• [INPUT RECORDS]:
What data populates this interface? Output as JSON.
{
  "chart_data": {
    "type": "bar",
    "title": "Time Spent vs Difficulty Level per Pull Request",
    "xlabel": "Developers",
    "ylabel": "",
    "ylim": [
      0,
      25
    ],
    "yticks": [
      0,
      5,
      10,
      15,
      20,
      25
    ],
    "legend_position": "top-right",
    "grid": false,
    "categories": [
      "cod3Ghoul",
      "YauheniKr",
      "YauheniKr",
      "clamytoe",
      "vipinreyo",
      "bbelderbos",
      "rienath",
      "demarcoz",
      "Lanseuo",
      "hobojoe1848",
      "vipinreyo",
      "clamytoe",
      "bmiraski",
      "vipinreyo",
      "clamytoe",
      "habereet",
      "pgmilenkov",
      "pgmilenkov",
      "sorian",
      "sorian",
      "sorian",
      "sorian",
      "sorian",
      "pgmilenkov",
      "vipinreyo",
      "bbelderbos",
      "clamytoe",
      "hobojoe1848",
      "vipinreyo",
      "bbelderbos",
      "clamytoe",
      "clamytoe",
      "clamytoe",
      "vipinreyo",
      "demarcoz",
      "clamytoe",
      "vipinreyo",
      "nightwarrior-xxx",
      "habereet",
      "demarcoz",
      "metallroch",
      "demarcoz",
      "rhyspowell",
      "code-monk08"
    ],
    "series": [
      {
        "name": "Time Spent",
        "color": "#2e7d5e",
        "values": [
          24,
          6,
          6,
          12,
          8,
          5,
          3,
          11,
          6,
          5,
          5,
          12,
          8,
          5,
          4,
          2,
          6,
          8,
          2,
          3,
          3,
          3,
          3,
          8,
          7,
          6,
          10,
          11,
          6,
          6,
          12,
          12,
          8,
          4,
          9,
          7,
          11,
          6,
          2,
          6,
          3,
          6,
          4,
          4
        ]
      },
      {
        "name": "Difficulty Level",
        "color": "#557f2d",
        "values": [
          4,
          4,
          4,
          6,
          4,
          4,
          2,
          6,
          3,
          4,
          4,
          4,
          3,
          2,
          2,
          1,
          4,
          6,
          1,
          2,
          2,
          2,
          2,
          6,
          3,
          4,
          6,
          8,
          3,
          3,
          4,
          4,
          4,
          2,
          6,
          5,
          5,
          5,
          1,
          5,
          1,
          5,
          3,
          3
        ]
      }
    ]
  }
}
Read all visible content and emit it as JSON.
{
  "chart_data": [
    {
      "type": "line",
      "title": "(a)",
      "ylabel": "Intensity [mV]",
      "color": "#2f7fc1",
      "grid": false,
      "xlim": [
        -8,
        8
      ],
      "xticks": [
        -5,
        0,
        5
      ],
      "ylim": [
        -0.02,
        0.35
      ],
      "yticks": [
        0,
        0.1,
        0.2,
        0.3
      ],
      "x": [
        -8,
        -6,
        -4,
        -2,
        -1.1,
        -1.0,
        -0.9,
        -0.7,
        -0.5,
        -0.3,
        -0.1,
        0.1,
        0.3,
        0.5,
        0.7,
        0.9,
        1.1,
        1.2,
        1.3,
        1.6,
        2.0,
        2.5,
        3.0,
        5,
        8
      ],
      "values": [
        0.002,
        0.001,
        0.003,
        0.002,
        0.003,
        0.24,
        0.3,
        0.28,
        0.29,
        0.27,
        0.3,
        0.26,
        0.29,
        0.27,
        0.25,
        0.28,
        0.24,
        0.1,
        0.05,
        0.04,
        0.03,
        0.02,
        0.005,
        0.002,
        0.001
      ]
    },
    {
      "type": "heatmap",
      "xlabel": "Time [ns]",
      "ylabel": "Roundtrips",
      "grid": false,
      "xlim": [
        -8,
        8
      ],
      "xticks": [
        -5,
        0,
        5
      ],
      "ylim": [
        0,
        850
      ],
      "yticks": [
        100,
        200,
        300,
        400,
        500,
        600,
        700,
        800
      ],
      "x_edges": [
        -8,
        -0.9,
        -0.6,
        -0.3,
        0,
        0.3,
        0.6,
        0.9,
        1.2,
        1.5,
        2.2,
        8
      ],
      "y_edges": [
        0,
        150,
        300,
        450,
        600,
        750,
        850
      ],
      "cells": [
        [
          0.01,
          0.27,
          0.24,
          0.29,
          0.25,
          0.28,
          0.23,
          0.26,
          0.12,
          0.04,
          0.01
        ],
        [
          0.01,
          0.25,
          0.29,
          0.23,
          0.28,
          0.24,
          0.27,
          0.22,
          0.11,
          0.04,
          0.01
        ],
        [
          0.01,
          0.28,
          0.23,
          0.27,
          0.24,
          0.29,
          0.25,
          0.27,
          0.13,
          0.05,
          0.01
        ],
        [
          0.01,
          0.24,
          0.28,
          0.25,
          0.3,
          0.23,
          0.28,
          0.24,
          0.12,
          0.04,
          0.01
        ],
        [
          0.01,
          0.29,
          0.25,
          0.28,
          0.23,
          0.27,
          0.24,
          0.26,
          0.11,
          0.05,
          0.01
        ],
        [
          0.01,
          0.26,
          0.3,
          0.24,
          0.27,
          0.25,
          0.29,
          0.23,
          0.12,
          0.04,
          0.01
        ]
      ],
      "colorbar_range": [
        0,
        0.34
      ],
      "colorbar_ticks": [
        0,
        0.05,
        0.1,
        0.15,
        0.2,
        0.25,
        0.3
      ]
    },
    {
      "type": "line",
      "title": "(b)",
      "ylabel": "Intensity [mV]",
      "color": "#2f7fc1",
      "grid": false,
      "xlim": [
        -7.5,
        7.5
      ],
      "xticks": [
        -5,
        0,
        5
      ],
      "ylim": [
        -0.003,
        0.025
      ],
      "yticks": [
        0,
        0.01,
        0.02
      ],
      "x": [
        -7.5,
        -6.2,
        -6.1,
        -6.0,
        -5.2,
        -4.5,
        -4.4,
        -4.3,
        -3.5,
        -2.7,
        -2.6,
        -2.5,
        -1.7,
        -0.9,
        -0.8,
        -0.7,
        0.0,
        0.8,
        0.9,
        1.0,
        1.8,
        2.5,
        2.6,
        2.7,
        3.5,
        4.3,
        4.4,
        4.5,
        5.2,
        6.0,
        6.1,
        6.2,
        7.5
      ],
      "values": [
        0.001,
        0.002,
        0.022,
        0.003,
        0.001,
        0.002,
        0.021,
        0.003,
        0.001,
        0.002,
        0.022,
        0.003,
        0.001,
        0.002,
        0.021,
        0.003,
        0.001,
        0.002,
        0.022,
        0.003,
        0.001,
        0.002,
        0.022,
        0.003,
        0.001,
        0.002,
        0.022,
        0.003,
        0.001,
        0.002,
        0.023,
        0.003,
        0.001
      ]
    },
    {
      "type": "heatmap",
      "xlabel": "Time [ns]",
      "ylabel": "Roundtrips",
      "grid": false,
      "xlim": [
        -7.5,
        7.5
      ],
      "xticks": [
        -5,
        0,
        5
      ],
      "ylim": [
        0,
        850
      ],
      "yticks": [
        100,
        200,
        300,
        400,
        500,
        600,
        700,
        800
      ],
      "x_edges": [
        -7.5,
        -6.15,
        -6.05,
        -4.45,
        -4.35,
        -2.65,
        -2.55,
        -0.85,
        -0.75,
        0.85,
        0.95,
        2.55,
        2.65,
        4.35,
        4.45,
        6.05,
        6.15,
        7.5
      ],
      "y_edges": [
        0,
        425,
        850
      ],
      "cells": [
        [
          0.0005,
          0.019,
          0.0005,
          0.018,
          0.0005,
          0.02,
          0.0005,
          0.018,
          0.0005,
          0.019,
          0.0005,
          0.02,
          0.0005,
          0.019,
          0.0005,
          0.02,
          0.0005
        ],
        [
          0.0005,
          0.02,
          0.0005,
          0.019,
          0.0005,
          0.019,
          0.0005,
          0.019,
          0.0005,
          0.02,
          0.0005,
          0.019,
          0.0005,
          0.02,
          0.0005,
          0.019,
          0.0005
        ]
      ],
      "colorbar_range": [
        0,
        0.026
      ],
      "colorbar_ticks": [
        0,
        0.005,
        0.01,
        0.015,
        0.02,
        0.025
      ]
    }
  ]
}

• [EXERCISE DETAILS]: Pull out every line of the entries that includes the word "title".

• [OUTPUT OF THE EXERCISE]:
    "title": "Time Spent vs Difficulty Level per Pull Request",
      "title": "(a)",
      "title": "(b)",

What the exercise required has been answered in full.